### WORK TO DO
Retype the part of the triangle geometry forum thread below between "It problem is" and "is well known.", inclusive.

It problem is given by Nairi Sedrakyan and, my opinion, this is fundamental fact So let's prove that !

by using $OI^{2}=R^{2}-2Rr$,$OH^{2}=9R^{2}-(a^{2}+b^{2}+c^{2})$, and $IH^{2}=4R^{2}+2r^{2}-0.5(a^{2}+b^{2}+c^{2})$ and the famous lemma $R\ge\ 2r$,we can get $OI^{2}+IH^{2}<OH^{2}$ easily. but I can't solve the second part

Okay, with horizon's hint, a) becomes $4r^2 + a^2 + b^2 + c^2 < 8R^2 + 4rR$ and I can't prove it. Would someone help me?

$4r^2 < 8R^2$ is obviously true from $2r < R$ $a^2 +b^2 + c^2 < 8R^2$ is true because $9R^2 - (a^2+b^2+c^2) = OH^2 \ge 0$. It can also be proved by using that $\sin^2 A + \sin^2 B + \sin^2 C \le \frac{9}{4}$ which is well known.

### DATA EXCERPTS
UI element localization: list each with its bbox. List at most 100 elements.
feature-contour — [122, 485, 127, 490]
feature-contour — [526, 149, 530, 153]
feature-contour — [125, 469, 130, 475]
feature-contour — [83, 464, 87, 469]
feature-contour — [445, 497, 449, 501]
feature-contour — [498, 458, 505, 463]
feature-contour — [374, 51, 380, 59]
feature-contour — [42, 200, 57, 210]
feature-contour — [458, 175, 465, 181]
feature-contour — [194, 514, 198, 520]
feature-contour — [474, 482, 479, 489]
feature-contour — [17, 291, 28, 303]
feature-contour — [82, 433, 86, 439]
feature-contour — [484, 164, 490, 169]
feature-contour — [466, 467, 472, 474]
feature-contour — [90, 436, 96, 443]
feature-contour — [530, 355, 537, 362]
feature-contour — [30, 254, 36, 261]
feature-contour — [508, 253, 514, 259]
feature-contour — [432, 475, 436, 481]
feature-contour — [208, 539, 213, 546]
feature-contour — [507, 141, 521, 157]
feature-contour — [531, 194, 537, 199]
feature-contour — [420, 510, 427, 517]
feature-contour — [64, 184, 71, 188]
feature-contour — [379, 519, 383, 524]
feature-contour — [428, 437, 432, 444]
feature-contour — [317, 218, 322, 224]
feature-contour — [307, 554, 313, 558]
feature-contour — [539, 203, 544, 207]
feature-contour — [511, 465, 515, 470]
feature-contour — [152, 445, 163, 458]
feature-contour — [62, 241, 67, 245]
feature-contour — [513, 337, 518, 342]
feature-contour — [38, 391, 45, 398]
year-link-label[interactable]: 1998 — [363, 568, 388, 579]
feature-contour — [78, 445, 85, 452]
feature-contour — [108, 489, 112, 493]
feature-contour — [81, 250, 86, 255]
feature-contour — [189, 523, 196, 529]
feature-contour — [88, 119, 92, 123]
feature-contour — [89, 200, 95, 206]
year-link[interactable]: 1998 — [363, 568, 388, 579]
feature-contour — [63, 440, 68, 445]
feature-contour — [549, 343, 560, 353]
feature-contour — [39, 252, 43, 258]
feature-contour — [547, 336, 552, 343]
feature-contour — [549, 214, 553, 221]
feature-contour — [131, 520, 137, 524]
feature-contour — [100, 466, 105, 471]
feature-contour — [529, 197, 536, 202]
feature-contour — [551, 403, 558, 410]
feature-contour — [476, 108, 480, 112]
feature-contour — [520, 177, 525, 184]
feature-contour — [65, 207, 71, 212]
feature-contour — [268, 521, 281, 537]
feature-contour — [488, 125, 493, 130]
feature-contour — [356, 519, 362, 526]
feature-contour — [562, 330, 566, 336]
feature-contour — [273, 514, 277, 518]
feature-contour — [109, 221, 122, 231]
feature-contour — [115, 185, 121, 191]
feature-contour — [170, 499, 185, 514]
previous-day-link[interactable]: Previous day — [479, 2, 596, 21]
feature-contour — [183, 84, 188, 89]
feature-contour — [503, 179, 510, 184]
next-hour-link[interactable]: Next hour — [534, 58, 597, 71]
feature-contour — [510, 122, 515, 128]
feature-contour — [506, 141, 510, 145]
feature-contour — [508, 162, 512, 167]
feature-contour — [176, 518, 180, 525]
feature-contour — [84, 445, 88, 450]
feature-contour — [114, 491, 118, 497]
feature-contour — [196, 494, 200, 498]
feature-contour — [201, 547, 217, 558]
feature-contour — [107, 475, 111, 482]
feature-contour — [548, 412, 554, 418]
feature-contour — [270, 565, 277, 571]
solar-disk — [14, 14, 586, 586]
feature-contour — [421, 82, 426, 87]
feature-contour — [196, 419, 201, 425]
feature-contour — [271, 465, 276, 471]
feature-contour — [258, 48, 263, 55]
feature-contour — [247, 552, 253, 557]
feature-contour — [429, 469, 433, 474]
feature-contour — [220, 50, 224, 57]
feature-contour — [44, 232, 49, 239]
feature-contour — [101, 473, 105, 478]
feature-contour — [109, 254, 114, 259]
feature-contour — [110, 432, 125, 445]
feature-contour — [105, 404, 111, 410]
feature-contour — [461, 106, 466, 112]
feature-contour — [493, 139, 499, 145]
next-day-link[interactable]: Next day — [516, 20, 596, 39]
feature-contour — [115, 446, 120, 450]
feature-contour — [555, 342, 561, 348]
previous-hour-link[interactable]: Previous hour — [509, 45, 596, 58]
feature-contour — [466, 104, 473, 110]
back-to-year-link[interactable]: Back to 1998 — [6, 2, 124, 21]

### SOLUTION TO THIS TASK
It problem is given by Nairi Sedrakyan and, my opinion, this is fundamental fact So let's prove that !

by using $OI^{2}=R^{2}-2Rr$,$OH^{2}=9R^{2}-(a^{2}+b^{2}+c^{2})$, and $IH^{2}=4R^{2}+2r^{2}-0.5(a^{2}+b^{2}+c^{2})$ and the famous lemma $R\ge\ 2r$,we can get $OI^{2}+IH^{2}<OH^{2}$ easily. but I can't solve the second part

Okay, with horizon's hint, a) becomes $4r^2 + a^2 + b^2 + c^2 < 8R^2 + 4rR$ and I can't prove it. Would someone help me?

$4r^2 < 8R^2$ is obviously true from $2r < R$ $a^2 +b^2 + c^2 < 8R^2$ is true because $9R^2 - (a^2+b^2+c^2) = OH^2 \ge 0$. It can also be proved by using that $\sin^2 A + \sin^2 B + \sin^2 C \le \frac{9}{4}$ which is well known.